What needs to be done. Copy out every line of the material from the one containing "system-nav-bar bbox=[0, 1419, 700, 1501]" down to the one containing "home-icon[interactable] bbox=[334, 1443, 366, 1480]", including both of those lines.

Data rows.

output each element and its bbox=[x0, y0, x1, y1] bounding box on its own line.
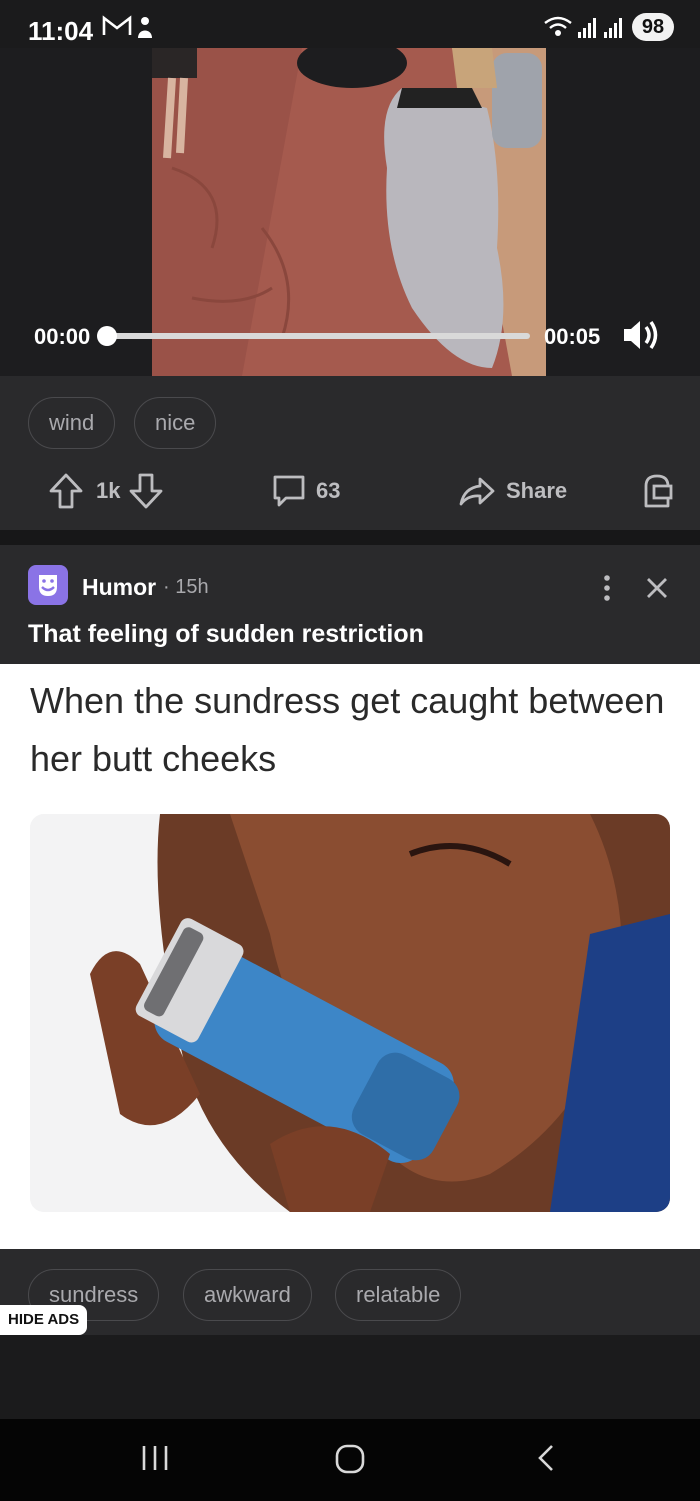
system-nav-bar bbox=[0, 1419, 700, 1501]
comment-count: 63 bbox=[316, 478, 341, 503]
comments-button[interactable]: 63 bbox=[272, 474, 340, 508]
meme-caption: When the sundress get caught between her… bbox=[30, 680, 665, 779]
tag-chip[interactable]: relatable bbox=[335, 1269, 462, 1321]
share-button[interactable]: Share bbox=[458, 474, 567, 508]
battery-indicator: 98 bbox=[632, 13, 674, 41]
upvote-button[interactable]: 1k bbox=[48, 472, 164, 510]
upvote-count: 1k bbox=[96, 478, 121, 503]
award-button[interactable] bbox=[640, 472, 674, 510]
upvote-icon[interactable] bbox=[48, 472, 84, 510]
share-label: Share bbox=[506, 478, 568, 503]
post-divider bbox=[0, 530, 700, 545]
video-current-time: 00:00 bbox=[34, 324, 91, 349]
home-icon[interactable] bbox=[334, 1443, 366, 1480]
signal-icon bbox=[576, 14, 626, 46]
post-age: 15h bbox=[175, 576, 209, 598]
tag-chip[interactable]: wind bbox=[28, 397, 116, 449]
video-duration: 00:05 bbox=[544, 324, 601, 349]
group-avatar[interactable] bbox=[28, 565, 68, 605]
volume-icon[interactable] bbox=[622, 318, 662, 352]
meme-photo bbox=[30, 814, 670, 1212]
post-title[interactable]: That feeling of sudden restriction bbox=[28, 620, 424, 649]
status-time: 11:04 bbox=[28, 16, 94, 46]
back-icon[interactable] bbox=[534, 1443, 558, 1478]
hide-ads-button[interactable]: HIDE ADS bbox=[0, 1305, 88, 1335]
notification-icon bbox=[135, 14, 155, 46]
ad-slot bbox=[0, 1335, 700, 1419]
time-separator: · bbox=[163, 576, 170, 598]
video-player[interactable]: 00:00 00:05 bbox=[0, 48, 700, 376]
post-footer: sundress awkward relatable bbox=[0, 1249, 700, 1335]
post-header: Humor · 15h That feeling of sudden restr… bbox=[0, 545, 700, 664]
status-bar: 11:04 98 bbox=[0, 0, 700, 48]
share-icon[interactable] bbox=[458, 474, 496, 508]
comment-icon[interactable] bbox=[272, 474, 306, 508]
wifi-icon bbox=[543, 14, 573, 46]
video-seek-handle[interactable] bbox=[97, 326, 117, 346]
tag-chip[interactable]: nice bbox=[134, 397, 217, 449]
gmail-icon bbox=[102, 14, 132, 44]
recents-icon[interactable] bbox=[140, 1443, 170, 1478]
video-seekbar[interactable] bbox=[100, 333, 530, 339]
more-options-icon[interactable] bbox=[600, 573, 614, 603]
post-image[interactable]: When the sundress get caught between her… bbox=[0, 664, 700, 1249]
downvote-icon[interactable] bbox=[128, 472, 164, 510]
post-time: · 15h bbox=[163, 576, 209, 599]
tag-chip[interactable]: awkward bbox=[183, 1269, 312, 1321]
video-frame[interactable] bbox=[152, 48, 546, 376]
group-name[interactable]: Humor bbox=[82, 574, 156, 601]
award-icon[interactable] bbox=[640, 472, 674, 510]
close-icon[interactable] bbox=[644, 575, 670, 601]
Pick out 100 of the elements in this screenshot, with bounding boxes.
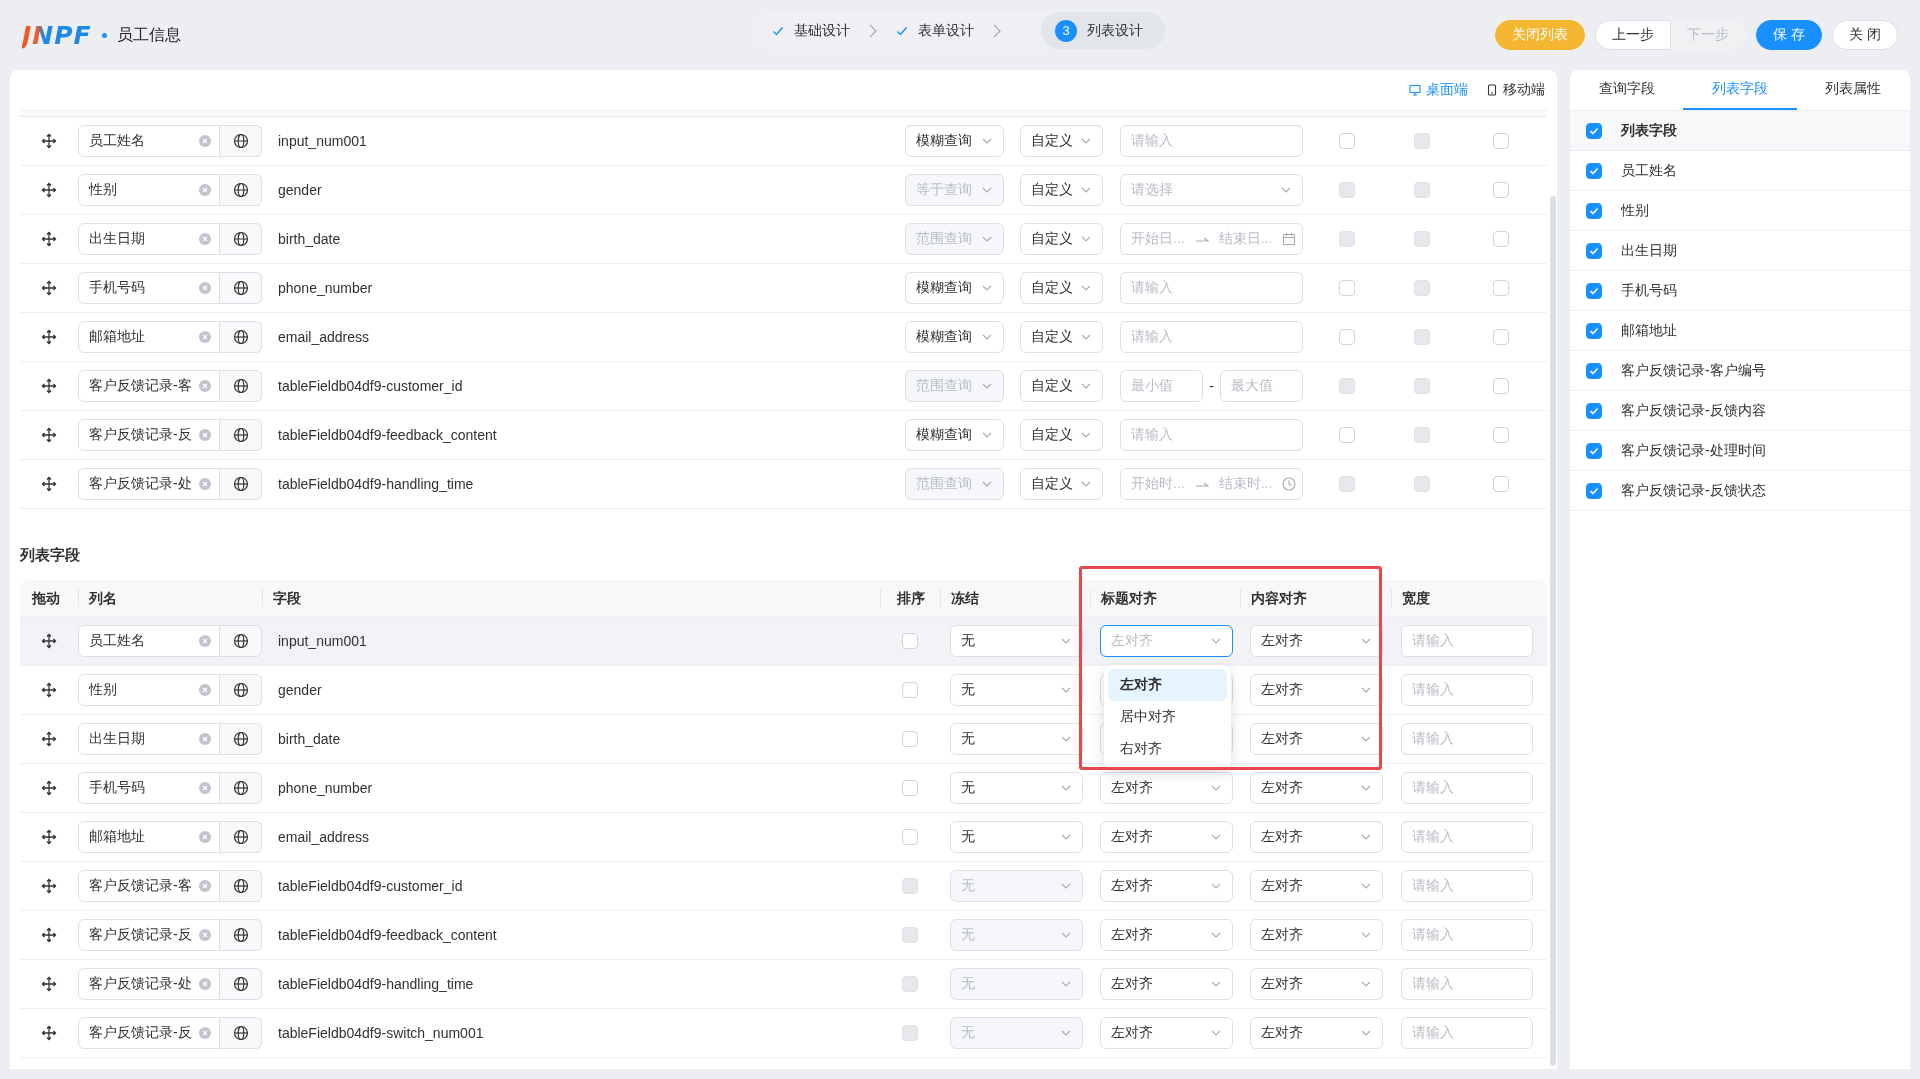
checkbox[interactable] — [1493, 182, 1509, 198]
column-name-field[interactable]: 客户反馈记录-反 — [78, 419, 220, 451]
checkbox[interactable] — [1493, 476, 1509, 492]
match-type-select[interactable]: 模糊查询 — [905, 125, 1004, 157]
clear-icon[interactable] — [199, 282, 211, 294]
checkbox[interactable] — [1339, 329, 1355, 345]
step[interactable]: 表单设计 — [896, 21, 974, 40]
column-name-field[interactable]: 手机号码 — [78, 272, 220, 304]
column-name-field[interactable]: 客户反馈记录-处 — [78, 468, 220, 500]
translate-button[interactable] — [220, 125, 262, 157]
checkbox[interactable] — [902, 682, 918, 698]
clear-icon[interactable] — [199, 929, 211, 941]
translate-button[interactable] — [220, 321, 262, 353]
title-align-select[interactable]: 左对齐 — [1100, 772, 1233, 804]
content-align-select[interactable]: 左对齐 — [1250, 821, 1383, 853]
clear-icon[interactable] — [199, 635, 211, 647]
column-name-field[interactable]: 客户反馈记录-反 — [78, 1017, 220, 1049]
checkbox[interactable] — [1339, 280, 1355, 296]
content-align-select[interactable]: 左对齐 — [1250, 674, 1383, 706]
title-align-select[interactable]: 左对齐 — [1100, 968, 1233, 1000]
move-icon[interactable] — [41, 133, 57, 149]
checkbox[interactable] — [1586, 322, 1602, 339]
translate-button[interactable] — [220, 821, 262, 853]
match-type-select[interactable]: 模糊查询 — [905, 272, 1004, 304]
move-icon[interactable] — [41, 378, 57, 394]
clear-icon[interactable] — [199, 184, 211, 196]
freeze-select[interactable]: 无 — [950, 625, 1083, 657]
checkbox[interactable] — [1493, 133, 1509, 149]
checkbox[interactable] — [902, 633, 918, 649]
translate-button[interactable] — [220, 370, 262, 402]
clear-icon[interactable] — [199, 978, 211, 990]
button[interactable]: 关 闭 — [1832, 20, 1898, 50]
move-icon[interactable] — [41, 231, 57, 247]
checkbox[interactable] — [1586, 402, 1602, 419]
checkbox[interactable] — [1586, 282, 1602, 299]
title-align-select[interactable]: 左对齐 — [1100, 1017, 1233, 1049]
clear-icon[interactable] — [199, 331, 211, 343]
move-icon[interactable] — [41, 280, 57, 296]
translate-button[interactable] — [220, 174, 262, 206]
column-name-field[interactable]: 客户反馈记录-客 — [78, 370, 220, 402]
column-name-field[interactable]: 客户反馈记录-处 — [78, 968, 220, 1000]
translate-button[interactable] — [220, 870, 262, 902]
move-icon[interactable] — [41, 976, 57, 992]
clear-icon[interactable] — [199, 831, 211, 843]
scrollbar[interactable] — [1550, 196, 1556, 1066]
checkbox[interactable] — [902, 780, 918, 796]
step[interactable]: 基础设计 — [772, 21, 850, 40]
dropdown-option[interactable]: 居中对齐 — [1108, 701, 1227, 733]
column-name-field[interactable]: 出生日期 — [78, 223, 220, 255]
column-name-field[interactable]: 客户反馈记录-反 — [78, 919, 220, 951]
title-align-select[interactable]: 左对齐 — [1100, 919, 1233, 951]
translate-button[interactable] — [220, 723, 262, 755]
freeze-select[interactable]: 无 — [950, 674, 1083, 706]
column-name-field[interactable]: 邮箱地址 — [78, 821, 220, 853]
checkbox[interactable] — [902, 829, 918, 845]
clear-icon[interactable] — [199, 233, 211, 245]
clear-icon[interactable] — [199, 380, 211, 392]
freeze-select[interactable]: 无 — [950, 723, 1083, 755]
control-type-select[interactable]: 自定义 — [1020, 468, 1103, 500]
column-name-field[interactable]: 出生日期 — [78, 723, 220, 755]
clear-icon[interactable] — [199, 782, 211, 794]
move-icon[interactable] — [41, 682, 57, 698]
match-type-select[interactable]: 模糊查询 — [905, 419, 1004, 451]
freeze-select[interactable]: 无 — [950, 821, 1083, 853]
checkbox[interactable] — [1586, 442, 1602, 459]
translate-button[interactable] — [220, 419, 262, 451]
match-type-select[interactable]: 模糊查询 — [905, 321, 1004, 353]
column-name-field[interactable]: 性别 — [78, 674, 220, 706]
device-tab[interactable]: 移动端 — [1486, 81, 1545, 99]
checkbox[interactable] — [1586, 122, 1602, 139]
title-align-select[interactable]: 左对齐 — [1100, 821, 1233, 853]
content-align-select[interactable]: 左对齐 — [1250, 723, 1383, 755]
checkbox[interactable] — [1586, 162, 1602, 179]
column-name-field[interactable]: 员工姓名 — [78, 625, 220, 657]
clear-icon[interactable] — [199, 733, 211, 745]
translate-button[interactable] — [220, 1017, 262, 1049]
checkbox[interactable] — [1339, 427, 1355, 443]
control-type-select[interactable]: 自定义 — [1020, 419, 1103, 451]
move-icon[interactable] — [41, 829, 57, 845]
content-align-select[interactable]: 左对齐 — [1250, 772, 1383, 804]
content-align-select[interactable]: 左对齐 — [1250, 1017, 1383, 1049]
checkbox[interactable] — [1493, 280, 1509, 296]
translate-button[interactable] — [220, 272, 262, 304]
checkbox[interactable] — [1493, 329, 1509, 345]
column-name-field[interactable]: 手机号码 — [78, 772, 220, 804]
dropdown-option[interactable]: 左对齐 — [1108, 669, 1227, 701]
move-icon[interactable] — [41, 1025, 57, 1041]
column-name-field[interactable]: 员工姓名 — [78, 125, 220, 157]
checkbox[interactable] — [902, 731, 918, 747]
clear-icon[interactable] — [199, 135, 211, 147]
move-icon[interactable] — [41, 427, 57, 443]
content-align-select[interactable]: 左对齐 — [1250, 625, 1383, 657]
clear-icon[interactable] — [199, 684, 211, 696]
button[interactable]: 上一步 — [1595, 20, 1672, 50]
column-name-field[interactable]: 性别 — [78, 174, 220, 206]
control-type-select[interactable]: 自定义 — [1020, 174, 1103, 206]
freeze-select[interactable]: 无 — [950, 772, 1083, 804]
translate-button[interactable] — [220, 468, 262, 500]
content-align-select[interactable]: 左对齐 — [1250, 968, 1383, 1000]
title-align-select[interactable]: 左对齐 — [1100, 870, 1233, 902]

Exercise result.
system-nav-bar bbox=[0, 1419, 700, 1501]
comment-count: 63 bbox=[316, 478, 341, 503]
comments-button[interactable]: 63 bbox=[272, 474, 340, 508]
meme-caption: When the sundress get caught between her… bbox=[30, 680, 665, 779]
tag-chip[interactable]: relatable bbox=[335, 1269, 462, 1321]
share-button[interactable]: Share bbox=[458, 474, 567, 508]
battery-indicator: 98 bbox=[632, 13, 674, 41]
upvote-button[interactable]: 1k bbox=[48, 472, 164, 510]
upvote-count: 1k bbox=[96, 478, 121, 503]
award-button[interactable] bbox=[640, 472, 674, 510]
upvote-icon[interactable] bbox=[48, 472, 84, 510]
share-label: Share bbox=[506, 478, 568, 503]
post-divider bbox=[0, 530, 700, 545]
video-current-time: 00:00 bbox=[34, 324, 91, 349]
home-icon[interactable] bbox=[334, 1443, 366, 1480]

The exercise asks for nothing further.